Copy everything in the listing below word for word, apart from any images.

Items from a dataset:
....................

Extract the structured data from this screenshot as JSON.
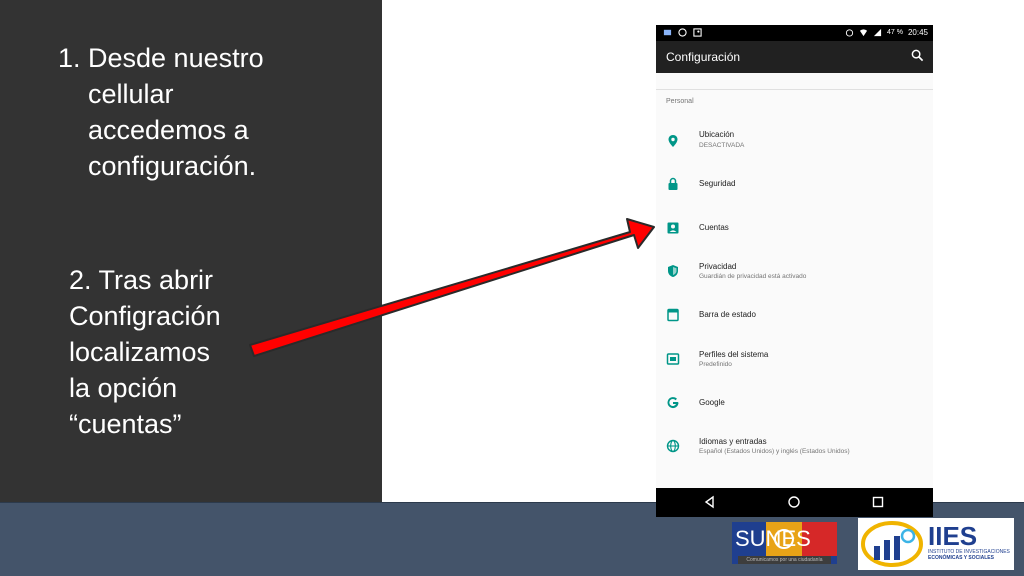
{
  "slide": {
    "step1": {
      "number": "1.",
      "lines": [
        "Desde nuestro",
        "cellular",
        "accedemos a",
        "configuración."
      ]
    },
    "step2": {
      "lines": [
        "2. Tras abrir",
        "Configración",
        "localizamos",
        "la opción",
        "“cuentas”"
      ]
    }
  },
  "phone": {
    "status": {
      "battery": "47 %",
      "time": "20:45",
      "icons": [
        "gallery-icon",
        "whatsapp-icon",
        "photo-icon",
        "alarm-icon",
        "wifi-icon",
        "signal-icon",
        "battery-icon"
      ]
    },
    "appbar": {
      "title": "Configuración",
      "search_icon": "search-icon"
    },
    "section": "Personal",
    "items": [
      {
        "label": "Ubicación",
        "sub": "DESACTIVADA",
        "icon": "location-icon"
      },
      {
        "label": "Seguridad",
        "sub": "",
        "icon": "lock-icon"
      },
      {
        "label": "Cuentas",
        "sub": "",
        "icon": "account-icon"
      },
      {
        "label": "Privacidad",
        "sub": "Guardián de privacidad está activado",
        "icon": "shield-icon"
      },
      {
        "label": "Barra de estado",
        "sub": "",
        "icon": "status-bar-icon"
      },
      {
        "label": "Perfiles del sistema",
        "sub": "Predefinido",
        "icon": "profiles-icon"
      },
      {
        "label": "Google",
        "sub": "",
        "icon": "google-icon"
      },
      {
        "label": "Idiomas y entradas",
        "sub": "Español (Estados Unidos) y inglés (Estados Unidos)",
        "icon": "globe-icon"
      }
    ],
    "nav": [
      "back-icon",
      "home-icon",
      "recents-icon"
    ]
  },
  "colors": {
    "accent": "#009688",
    "dark_panel": "#333333",
    "footer": "#44546a",
    "arrow": "#ff0000"
  },
  "logos": {
    "sunes": {
      "word": "SUNES",
      "tag": "Comunicamos por una ciudadanía"
    },
    "iies": {
      "name": "IIES",
      "line1": "INSTITUTO DE INVESTIGACIONES",
      "line2": "ECONÓMICAS Y SOCIALES"
    }
  }
}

....................

• **Exercise solution**
Extract the structured data from this screenshot as JSON.
{
  "slide": {
    "step1": {
      "number": "1.",
      "lines": [
        "Desde nuestro",
        "cellular",
        "accedemos a",
        "configuración."
      ]
    },
    "step2": {
      "lines": [
        "2. Tras abrir",
        "Configración",
        "localizamos",
        "la opción",
        "“cuentas”"
      ]
    }
  },
  "phone": {
    "status": {
      "battery": "47 %",
      "time": "20:45",
      "icons": [
        "gallery-icon",
        "whatsapp-icon",
        "photo-icon",
        "alarm-icon",
        "wifi-icon",
        "signal-icon",
        "battery-icon"
      ]
    },
    "appbar": {
      "title": "Configuración",
      "search_icon": "search-icon"
    },
    "section": "Personal",
    "items": [
      {
        "label": "Ubicación",
        "sub": "DESACTIVADA",
        "icon": "location-icon"
      },
      {
        "label": "Seguridad",
        "sub": "",
        "icon": "lock-icon"
      },
      {
        "label": "Cuentas",
        "sub": "",
        "icon": "account-icon"
      },
      {
        "label": "Privacidad",
        "sub": "Guardián de privacidad está activado",
        "icon": "shield-icon"
      },
      {
        "label": "Barra de estado",
        "sub": "",
        "icon": "status-bar-icon"
      },
      {
        "label": "Perfiles del sistema",
        "sub": "Predefinido",
        "icon": "profiles-icon"
      },
      {
        "label": "Google",
        "sub": "",
        "icon": "google-icon"
      },
      {
        "label": "Idiomas y entradas",
        "sub": "Español (Estados Unidos) y inglés (Estados Unidos)",
        "icon": "globe-icon"
      }
    ],
    "nav": [
      "back-icon",
      "home-icon",
      "recents-icon"
    ]
  },
  "colors": {
    "accent": "#009688",
    "dark_panel": "#333333",
    "footer": "#44546a",
    "arrow": "#ff0000"
  },
  "logos": {
    "sunes": {
      "word": "SUNES",
      "tag": "Comunicamos por una ciudadanía"
    },
    "iies": {
      "name": "IIES",
      "line1": "INSTITUTO DE INVESTIGACIONES",
      "line2": "ECONÓMICAS Y SOCIALES"
    }
  }
}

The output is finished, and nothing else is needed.